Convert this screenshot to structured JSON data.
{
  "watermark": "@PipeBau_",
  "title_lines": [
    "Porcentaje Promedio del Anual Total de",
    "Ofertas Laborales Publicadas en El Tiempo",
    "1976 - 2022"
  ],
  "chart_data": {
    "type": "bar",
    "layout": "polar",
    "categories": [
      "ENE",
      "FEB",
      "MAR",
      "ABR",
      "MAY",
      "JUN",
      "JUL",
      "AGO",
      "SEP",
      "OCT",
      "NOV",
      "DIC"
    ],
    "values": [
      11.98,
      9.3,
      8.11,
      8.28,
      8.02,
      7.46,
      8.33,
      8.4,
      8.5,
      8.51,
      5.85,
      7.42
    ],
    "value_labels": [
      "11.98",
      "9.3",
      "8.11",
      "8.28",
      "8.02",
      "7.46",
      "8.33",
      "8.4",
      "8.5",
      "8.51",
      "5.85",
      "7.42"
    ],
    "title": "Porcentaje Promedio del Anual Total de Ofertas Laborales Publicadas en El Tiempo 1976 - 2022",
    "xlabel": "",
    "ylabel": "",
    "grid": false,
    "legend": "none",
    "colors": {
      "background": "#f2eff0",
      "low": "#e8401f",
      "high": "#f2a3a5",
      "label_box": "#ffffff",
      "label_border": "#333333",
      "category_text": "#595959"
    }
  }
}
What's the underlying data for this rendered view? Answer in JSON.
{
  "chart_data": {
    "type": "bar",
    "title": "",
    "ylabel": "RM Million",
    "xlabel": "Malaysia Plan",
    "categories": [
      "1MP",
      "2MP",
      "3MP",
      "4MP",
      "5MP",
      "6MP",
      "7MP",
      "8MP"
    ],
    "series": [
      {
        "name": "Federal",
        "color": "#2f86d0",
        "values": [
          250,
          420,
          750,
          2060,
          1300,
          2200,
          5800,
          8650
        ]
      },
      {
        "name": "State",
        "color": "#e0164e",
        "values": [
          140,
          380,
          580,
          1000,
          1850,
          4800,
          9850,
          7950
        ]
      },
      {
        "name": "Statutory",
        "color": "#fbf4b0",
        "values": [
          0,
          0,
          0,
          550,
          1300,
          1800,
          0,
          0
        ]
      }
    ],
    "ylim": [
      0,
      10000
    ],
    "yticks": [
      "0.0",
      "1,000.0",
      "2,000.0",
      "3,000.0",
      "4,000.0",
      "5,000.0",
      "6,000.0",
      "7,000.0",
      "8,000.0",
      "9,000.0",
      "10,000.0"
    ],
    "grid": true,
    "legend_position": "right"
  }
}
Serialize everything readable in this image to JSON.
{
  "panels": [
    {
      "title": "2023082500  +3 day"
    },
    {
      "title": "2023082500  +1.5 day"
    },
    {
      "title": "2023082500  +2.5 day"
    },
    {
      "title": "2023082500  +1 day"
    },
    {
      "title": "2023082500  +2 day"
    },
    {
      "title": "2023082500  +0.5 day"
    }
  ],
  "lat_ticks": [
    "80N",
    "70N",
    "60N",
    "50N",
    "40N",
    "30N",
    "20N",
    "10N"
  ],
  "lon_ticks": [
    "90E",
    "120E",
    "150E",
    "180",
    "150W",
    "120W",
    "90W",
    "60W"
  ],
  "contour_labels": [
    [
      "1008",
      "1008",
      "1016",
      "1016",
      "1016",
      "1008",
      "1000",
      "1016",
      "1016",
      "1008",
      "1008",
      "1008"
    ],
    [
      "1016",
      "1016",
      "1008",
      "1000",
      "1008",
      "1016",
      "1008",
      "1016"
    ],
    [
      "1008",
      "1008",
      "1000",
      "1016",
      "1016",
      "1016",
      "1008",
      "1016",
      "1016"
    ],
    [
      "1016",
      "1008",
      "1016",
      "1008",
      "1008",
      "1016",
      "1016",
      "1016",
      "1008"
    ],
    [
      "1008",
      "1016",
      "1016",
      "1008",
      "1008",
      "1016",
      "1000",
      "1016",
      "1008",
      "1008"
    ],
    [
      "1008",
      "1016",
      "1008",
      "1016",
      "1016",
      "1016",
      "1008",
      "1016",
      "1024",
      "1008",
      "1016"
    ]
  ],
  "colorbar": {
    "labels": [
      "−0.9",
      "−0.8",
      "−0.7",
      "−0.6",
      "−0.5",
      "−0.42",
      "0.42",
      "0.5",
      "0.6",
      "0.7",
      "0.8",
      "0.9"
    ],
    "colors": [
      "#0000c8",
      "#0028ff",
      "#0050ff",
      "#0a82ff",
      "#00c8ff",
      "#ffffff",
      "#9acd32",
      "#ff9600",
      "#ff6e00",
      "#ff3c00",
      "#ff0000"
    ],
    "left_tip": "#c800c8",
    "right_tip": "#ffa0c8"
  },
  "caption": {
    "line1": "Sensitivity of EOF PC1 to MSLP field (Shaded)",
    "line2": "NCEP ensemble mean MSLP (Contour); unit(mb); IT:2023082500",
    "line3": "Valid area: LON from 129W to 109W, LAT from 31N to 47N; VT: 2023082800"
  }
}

• [Short exercise]:
Print all the data exactly.

• [Task result]:
Convert this screenshot to structured JSON data.
{
  "watermark": "@PipeBau_",
  "title_lines": [
    "Porcentaje Promedio del Anual Total de",
    "Ofertas Laborales Publicadas en El Tiempo",
    "1976 - 2022"
  ],
  "chart_data": {
    "type": "bar",
    "layout": "polar",
    "categories": [
      "ENE",
      "FEB",
      "MAR",
      "ABR",
      "MAY",
      "JUN",
      "JUL",
      "AGO",
      "SEP",
      "OCT",
      "NOV",
      "DIC"
    ],
    "values": [
      11.98,
      9.3,
      8.11,
      8.28,
      8.02,
      7.46,
      8.33,
      8.4,
      8.5,
      8.51,
      5.85,
      7.42
    ],
    "value_labels": [
      "11.98",
      "9.3",
      "8.11",
      "8.28",
      "8.02",
      "7.46",
      "8.33",
      "8.4",
      "8.5",
      "8.51",
      "5.85",
      "7.42"
    ],
    "title": "Porcentaje Promedio del Anual Total de Ofertas Laborales Publicadas en El Tiempo 1976 - 2022",
    "xlabel": "",
    "ylabel": "",
    "grid": false,
    "legend": "none",
    "colors": {
      "background": "#f2eff0",
      "low": "#e8401f",
      "high": "#f2a3a5",
      "label_box": "#ffffff",
      "label_border": "#333333",
      "category_text": "#595959"
    }
  }
}
What's the underlying data for this rendered view? Answer in JSON.
{
  "chart_data": {
    "type": "bar",
    "title": "",
    "ylabel": "RM Million",
    "xlabel": "Malaysia Plan",
    "categories": [
      "1MP",
      "2MP",
      "3MP",
      "4MP",
      "5MP",
      "6MP",
      "7MP",
      "8MP"
    ],
    "series": [
      {
        "name": "Federal",
        "color": "#2f86d0",
        "values": [
          250,
          420,
          750,
          2060,
          1300,
          2200,
          5800,
          8650
        ]
      },
      {
        "name": "State",
        "color": "#e0164e",
        "values": [
          140,
          380,
          580,
          1000,
          1850,
          4800,
          9850,
          7950
        ]
      },
      {
        "name": "Statutory",
        "color": "#fbf4b0",
        "values": [
          0,
          0,
          0,
          550,
          1300,
          1800,
          0,
          0
        ]
      }
    ],
    "ylim": [
      0,
      10000
    ],
    "yticks": [
      "0.0",
      "1,000.0",
      "2,000.0",
      "3,000.0",
      "4,000.0",
      "5,000.0",
      "6,000.0",
      "7,000.0",
      "8,000.0",
      "9,000.0",
      "10,000.0"
    ],
    "grid": true,
    "legend_position": "right"
  }
}
Serialize everything readable in this image to JSON.
{
  "panels": [
    {
      "title": "2023082500  +3 day"
    },
    {
      "title": "2023082500  +1.5 day"
    },
    {
      "title": "2023082500  +2.5 day"
    },
    {
      "title": "2023082500  +1 day"
    },
    {
      "title": "2023082500  +2 day"
    },
    {
      "title": "2023082500  +0.5 day"
    }
  ],
  "lat_ticks": [
    "80N",
    "70N",
    "60N",
    "50N",
    "40N",
    "30N",
    "20N",
    "10N"
  ],
  "lon_ticks": [
    "90E",
    "120E",
    "150E",
    "180",
    "150W",
    "120W",
    "90W",
    "60W"
  ],
  "contour_labels": [
    [
      "1008",
      "1008",
      "1016",
      "1016",
      "1016",
      "1008",
      "1000",
      "1016",
      "1016",
      "1008",
      "1008",
      "1008"
    ],
    [
      "1016",
      "1016",
      "1008",
      "1000",
      "1008",
      "1016",
      "1008",
      "1016"
    ],
    [
      "1008",
      "1008",
      "1000",
      "1016",
      "1016",
      "1016",
      "1008",
      "1016",
      "1016"
    ],
    [
      "1016",
      "1008",
      "1016",
      "1008",
      "1008",
      "1016",
      "1016",
      "1016",
      "1008"
    ],
    [
      "1008",
      "1016",
      "1016",
      "1008",
      "1008",
      "1016",
      "1000",
      "1016",
      "1008",
      "1008"
    ],
    [
      "1008",
      "1016",
      "1008",
      "1016",
      "1016",
      "1016",
      "1008",
      "1016",
      "1024",
      "1008",
      "1016"
    ]
  ],
  "colorbar": {
    "labels": [
      "−0.9",
      "−0.8",
      "−0.7",
      "−0.6",
      "−0.5",
      "−0.42",
      "0.42",
      "0.5",
      "0.6",
      "0.7",
      "0.8",
      "0.9"
    ],
    "colors": [
      "#0000c8",
      "#0028ff",
      "#0050ff",
      "#0a82ff",
      "#00c8ff",
      "#ffffff",
      "#9acd32",
      "#ff9600",
      "#ff6e00",
      "#ff3c00",
      "#ff0000"
    ],
    "left_tip": "#c800c8",
    "right_tip": "#ffa0c8"
  },
  "caption": {
    "line1": "Sensitivity of EOF PC1 to MSLP field (Shaded)",
    "line2": "NCEP ensemble mean MSLP (Contour); unit(mb); IT:2023082500",
    "line3": "Valid area: LON from 129W to 109W, LAT from 31N to 47N; VT: 2023082800"
  }
}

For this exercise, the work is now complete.